— Text section —
==============================

Marie Claire wants to see ‘more parents having abortions in TV and film’

July 22, 2021

By Paul Bois

Cultural magazine Marie Claire has called upon Hollywood to include more storylines about parents having abortions in film and television.

In a lengthy article published last week, Danielle Campoamor lamented that too many mothers in search of an abortion do not have enough examples illustrated for them in mainstream Hollywood offerings.

“Countless studies have highlighted the importance of representation in the media, be it race, gender, relationships, body size and shape, mental health, or disability status,” she wrote. “The same is true of abortion—a safe medical procedure one in four women (as well as trans men and non-binary people) will have by the time they’re 45.”

Campoamor shared the story of Kay Winston, a 27-year-old from Texas, who abruptly became pregnant with her second child just two months after giving birth to her first child. “It was the very first abortion that I had, and I had a perspective that was very blind,” Winston told the magazine. “I was just going off what I knew, what people told me, [and] what I did and didn’t see on television. And I was scared.”

According to the Campoamor, Winston’s frightening situation could have been curtailed if only Hollywood had included more stories that reflected her reality. Though Hollywood has not avoided stories centering on abortion, the industry has largely moved away from such stories in recent years. In fact, a 2020 study from Advancing New Standards in Reproductive Health (ANSIRH) showed that only 12 films and 31 television shows released that year had abortion storylines.

Merritt Tierce, a showrunner, said that this discrepancy in representation could be curtailed if television shows started casually introducing abortion into the storyline rather than making it the sole focus. For instance, instead of building all the drama around a potential abortion, the new modus operandi would have a secondary character talk about getting one as if they just had an appendix removed.

==============================

— Dataset extract —
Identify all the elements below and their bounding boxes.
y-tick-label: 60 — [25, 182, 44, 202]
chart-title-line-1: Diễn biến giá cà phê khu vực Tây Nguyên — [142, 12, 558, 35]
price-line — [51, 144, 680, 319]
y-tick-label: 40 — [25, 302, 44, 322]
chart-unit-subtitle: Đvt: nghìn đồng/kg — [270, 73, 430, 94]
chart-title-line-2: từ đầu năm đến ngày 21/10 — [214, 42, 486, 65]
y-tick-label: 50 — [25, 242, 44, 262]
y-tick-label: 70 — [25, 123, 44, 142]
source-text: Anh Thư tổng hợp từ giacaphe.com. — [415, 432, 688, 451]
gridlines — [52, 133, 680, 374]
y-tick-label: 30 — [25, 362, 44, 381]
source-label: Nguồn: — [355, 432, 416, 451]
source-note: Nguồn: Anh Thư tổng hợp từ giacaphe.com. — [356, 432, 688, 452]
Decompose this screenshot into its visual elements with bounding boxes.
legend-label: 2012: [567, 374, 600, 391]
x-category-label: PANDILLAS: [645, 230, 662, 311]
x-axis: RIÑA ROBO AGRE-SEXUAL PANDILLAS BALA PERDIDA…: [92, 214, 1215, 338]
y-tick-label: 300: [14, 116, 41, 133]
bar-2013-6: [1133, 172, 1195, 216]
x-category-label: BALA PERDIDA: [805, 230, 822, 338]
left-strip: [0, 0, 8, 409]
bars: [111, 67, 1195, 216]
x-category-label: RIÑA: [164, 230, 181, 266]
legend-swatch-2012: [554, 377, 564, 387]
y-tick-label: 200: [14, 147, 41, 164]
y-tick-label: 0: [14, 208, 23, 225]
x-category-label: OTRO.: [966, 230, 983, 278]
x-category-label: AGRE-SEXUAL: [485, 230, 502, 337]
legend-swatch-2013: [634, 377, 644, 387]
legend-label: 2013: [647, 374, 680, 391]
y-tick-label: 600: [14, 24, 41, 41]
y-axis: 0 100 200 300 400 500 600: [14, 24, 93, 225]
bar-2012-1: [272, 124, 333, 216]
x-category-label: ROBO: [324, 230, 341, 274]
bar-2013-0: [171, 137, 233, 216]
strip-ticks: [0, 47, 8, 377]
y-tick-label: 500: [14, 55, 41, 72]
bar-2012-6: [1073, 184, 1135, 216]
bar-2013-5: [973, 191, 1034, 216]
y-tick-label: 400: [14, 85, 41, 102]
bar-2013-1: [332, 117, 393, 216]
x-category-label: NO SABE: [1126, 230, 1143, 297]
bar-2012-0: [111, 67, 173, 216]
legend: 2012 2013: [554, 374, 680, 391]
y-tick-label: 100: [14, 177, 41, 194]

==============================

Pick up the news article on Marie Claire's call for more abortion storylines in film and television after its last paragraph, the one about Merritt Tierce, and continue it.

With the onset of streaming, television shows have virtually no inhibitors when it comes to pushing abortion propaganda now that creators are no longer held accountable to ratings. So long as Netflix can continue pulling in quarterly subscription revenues of up to $7.6 billion, shows like “GLOW” and “Orange is the New Black” can insert abortion messaging at any time with little or no financial blowback … that is until fed-up Americans outright pull the plug on their subscriptions and send Netflix stock into the toilet.

Though streaming television might be a safer bet for industry executives to push abortion propaganda, the movie industry has avoided the controversial topic of abortion in most nationwide theatrical releases due to its toxicity at the box office.  Despite widespread critical acclaim, the two biggest pro-abortion movies of the last decade — “Obvious Child” and “Grandma” — were financial flops; on the flipside, films that feature women opting out of an abortion, such as the 2007 Oscar-nominated “Juno,” have enjoyed box office success. The axiom “get woke, go broke” still very much applies to the film industry.